=== YOUR ASSIGNMENT ===
Take each line of the listing that has the string "xlabel" and report it.

=== DATASET EXTRACT ===
========================================================================

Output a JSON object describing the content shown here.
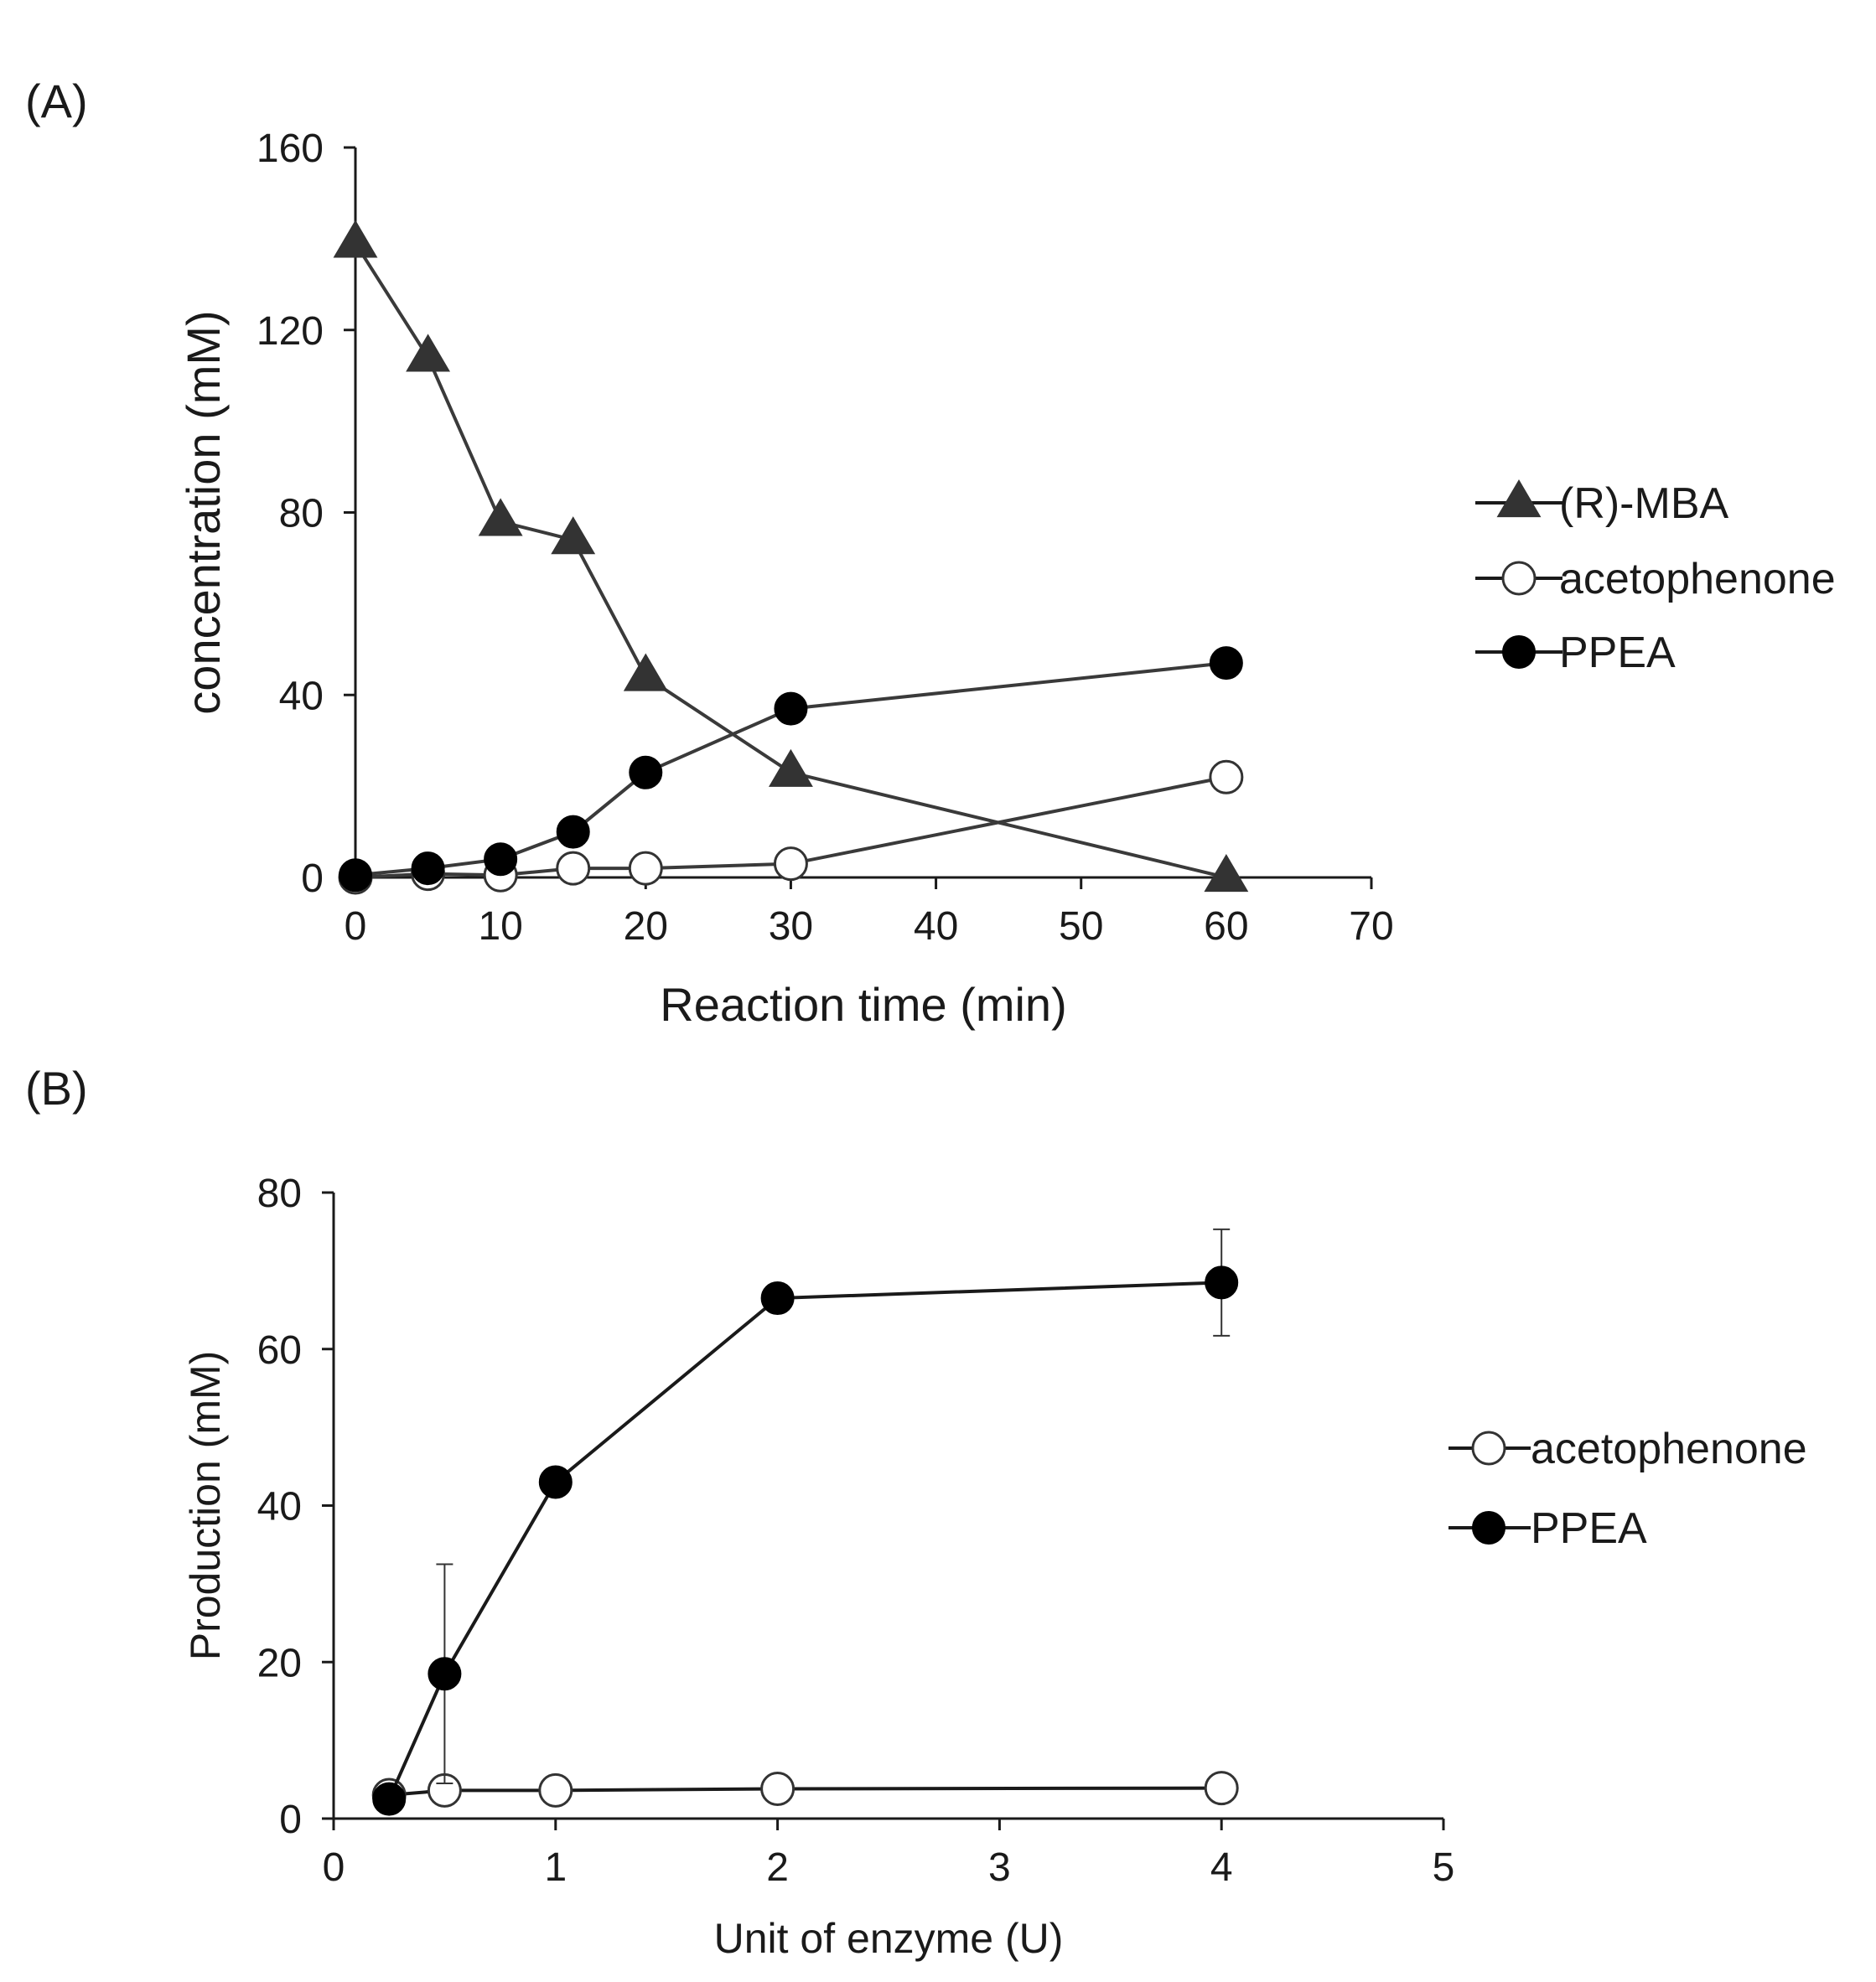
{
  "chart_data": [
    {
      "type": "line",
      "panel_label": "(A)",
      "title": "",
      "xlabel": "Reaction time (min)",
      "ylabel": "concentration (mM)",
      "xlim": [
        0,
        70
      ],
      "ylim": [
        0,
        160
      ],
      "xticks": [
        0,
        10,
        20,
        30,
        40,
        50,
        60,
        70
      ],
      "yticks": [
        0,
        40,
        80,
        120,
        160
      ],
      "grid": false,
      "legend_position": "right",
      "series": [
        {
          "name": "(R)-MBA",
          "marker": "filled-triangle",
          "x": [
            0,
            5,
            10,
            15,
            20,
            30,
            60
          ],
          "values": [
            139,
            114,
            78,
            74,
            44,
            23,
            0
          ]
        },
        {
          "name": "acetophenone",
          "marker": "open-circle",
          "x": [
            0,
            5,
            10,
            15,
            20,
            30,
            60
          ],
          "values": [
            0,
            0.8,
            0.5,
            2,
            2,
            3,
            22
          ]
        },
        {
          "name": "PPEA",
          "marker": "filled-circle",
          "x": [
            0,
            5,
            10,
            15,
            20,
            30,
            60
          ],
          "values": [
            0.5,
            2,
            4,
            10,
            23,
            37,
            47
          ]
        }
      ]
    },
    {
      "type": "line",
      "panel_label": "(B)",
      "title": "",
      "xlabel": "Unit of enzyme (U)",
      "ylabel": "Production (mM)",
      "xlim": [
        0,
        5
      ],
      "ylim": [
        0,
        80
      ],
      "xticks": [
        0,
        1,
        2,
        3,
        4,
        5
      ],
      "yticks": [
        0,
        20,
        40,
        60,
        80
      ],
      "grid": false,
      "legend_position": "right",
      "series": [
        {
          "name": "acetophenone",
          "marker": "open-circle",
          "x": [
            0.25,
            0.5,
            1,
            2,
            4
          ],
          "values": [
            3,
            3.6,
            3.6,
            3.8,
            3.9
          ]
        },
        {
          "name": "PPEA",
          "marker": "filled-circle",
          "x": [
            0.25,
            0.5,
            1,
            2,
            4
          ],
          "values": [
            2.5,
            18.5,
            43,
            66.5,
            68.5
          ],
          "error": [
            0,
            14,
            0,
            0,
            6.8
          ]
        }
      ]
    }
  ]
}
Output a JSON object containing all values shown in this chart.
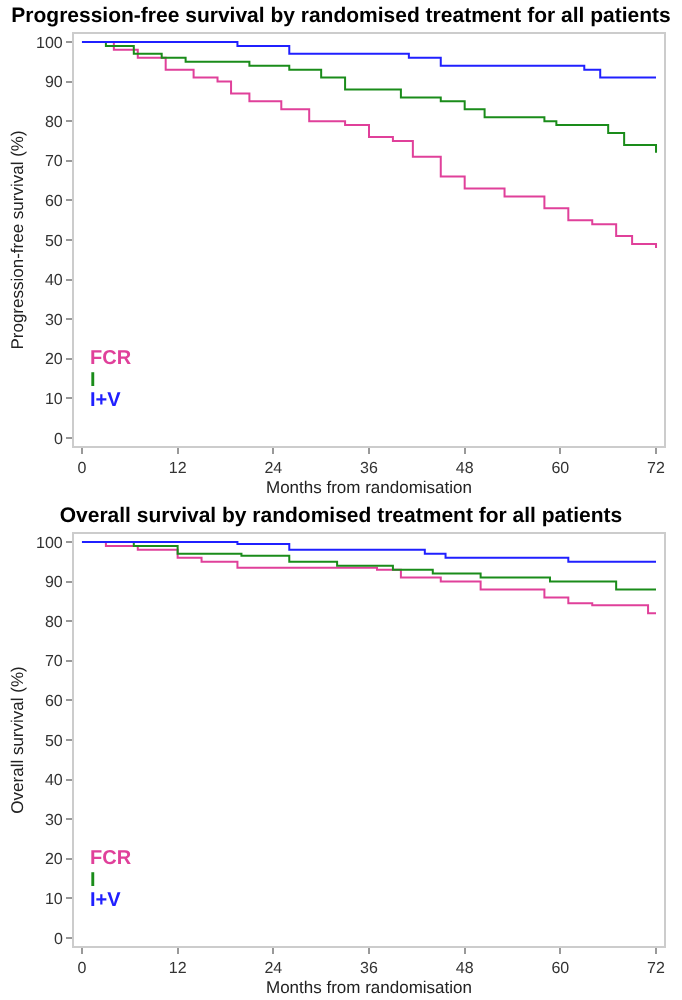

========================================================================

=== THE ANSWER ===
      "xlabel": "Reaction time (min)",
      "xlabel": "Unit of enzyme (U)",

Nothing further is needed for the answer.